* Start Stored records *

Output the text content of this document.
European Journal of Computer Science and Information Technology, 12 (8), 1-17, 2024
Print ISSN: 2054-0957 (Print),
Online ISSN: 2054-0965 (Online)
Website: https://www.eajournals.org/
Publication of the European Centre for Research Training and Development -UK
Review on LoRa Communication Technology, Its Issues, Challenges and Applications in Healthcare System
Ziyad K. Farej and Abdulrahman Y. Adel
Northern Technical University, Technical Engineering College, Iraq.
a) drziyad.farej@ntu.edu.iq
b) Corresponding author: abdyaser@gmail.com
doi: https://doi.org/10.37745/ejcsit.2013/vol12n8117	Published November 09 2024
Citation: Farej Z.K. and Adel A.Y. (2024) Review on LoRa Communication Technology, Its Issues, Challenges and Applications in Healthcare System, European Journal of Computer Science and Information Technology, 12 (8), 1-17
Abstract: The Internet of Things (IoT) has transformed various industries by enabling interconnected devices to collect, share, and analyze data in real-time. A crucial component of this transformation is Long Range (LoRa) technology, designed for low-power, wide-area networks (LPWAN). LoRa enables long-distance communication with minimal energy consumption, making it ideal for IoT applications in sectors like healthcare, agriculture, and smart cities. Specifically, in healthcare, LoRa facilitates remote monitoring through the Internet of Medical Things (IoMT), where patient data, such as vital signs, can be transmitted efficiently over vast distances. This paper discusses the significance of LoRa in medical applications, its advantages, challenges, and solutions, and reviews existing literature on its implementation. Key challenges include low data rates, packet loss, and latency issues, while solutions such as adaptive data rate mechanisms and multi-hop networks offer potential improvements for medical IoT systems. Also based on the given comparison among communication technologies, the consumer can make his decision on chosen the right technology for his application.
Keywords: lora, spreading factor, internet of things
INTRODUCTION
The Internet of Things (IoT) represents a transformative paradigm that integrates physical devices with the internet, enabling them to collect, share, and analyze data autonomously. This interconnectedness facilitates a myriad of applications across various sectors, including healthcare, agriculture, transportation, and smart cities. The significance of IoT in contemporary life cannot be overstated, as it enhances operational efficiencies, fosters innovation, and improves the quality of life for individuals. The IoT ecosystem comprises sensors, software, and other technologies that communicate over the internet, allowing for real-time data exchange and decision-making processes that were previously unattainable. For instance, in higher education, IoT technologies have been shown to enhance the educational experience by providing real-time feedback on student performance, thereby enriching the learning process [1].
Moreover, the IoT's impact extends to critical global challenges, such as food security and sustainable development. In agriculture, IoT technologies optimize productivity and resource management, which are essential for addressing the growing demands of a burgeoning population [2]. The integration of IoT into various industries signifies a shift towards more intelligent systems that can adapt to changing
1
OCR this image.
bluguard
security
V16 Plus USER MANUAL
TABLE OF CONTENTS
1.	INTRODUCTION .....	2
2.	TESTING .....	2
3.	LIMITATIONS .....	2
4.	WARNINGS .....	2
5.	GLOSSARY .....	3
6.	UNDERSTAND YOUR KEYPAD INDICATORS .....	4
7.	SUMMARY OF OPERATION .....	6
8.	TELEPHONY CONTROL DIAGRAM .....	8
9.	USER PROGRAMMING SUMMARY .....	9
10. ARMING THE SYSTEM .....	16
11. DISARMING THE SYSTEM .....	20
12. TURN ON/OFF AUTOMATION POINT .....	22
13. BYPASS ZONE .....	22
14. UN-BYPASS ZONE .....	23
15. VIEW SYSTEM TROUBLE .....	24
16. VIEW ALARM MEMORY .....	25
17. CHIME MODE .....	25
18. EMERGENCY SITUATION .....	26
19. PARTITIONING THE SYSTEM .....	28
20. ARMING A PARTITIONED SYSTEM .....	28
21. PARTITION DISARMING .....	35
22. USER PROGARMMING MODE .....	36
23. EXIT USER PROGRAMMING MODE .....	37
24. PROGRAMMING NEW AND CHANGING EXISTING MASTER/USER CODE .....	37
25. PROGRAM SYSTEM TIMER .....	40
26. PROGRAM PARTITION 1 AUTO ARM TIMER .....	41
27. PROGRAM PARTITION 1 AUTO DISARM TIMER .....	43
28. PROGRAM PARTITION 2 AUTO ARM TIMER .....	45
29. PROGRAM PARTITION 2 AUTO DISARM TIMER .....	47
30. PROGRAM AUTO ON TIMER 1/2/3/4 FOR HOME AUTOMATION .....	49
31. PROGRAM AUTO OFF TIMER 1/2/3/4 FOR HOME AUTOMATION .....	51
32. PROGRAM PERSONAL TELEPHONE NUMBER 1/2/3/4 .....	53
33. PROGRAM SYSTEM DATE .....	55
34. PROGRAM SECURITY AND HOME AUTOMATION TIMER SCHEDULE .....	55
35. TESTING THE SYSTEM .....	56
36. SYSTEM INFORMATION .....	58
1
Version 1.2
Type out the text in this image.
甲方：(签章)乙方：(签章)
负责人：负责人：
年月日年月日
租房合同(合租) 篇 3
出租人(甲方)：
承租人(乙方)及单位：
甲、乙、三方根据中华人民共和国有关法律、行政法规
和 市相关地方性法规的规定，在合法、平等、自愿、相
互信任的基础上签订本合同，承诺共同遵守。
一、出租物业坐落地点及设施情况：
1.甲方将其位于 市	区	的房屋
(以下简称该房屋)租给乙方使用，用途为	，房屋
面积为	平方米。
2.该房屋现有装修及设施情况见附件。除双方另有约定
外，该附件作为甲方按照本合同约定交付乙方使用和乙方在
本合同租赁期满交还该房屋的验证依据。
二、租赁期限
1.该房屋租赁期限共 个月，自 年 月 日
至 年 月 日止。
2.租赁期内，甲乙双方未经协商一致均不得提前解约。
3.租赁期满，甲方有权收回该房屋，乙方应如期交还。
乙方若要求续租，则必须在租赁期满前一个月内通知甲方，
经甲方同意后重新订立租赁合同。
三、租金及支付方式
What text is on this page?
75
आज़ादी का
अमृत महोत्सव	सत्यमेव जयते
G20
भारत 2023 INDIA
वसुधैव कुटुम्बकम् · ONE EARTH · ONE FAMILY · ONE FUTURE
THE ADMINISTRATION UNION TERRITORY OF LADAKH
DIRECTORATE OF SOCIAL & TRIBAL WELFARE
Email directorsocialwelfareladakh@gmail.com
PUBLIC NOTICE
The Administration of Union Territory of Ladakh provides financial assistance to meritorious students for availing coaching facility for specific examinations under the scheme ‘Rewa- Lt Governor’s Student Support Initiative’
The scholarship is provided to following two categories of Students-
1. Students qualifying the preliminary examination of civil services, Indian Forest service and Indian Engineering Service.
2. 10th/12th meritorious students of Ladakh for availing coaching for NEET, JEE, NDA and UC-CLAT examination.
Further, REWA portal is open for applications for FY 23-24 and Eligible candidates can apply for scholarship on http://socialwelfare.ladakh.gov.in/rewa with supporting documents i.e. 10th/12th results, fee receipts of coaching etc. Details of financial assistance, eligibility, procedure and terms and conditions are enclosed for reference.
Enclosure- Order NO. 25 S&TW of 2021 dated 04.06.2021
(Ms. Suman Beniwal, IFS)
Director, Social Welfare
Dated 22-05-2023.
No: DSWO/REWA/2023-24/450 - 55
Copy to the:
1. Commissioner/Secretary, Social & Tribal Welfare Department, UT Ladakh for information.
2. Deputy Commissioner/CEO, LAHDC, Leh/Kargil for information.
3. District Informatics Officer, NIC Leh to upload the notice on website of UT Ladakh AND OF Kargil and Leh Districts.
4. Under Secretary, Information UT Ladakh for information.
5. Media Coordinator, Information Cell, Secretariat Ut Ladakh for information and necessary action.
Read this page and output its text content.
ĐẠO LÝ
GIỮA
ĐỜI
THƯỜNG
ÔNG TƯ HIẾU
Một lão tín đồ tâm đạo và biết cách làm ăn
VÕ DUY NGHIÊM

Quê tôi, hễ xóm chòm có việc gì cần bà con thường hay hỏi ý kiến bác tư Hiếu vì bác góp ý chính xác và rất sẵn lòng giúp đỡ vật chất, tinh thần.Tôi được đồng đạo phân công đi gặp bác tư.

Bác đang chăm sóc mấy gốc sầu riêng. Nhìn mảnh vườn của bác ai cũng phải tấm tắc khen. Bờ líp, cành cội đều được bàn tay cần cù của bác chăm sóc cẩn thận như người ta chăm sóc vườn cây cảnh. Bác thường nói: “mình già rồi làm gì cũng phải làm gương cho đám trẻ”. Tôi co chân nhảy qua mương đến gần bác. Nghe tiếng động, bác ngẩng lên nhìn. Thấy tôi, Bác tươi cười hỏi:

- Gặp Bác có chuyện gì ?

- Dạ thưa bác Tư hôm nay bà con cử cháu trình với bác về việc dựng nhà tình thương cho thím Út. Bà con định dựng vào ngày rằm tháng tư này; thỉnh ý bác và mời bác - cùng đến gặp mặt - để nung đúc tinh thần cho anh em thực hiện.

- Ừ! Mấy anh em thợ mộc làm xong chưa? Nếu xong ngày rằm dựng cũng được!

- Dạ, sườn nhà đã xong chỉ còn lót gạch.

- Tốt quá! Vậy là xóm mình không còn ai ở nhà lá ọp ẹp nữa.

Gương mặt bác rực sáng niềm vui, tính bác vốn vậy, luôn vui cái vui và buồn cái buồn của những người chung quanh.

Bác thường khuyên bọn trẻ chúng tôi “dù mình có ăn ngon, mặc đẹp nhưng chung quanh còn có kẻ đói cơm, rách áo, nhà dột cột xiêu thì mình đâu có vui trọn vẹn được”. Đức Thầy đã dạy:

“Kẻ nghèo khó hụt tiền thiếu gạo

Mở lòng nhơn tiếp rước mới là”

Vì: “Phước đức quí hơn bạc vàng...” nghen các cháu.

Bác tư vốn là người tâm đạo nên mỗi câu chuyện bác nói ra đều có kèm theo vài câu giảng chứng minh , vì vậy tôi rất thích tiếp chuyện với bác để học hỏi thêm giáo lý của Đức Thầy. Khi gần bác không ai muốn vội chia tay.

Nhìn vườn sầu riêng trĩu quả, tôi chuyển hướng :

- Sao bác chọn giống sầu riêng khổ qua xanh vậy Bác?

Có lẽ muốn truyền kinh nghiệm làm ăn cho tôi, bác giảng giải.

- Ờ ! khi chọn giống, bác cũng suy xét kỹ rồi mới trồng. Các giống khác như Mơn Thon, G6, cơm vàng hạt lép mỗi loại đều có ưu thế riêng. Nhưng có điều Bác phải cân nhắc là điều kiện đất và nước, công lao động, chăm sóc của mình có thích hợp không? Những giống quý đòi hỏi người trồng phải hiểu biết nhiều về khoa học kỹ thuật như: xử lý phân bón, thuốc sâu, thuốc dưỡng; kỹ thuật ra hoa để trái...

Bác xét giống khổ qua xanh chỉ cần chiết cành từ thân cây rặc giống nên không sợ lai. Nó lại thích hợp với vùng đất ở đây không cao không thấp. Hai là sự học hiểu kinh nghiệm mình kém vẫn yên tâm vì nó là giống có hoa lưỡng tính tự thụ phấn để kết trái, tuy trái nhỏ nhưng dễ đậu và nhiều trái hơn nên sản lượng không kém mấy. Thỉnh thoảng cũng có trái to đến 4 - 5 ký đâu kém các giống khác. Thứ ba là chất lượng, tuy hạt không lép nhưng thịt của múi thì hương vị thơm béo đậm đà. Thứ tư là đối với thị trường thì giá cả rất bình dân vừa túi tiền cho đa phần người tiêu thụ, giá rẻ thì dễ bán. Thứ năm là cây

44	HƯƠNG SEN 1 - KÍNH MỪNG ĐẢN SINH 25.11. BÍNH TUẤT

* End Stored records *

Identify every line above with the string "ISSN" in it. Copy those lines.

Print ISSN: 2054-0957 (Print),
Online ISSN: 2054-0965 (Online)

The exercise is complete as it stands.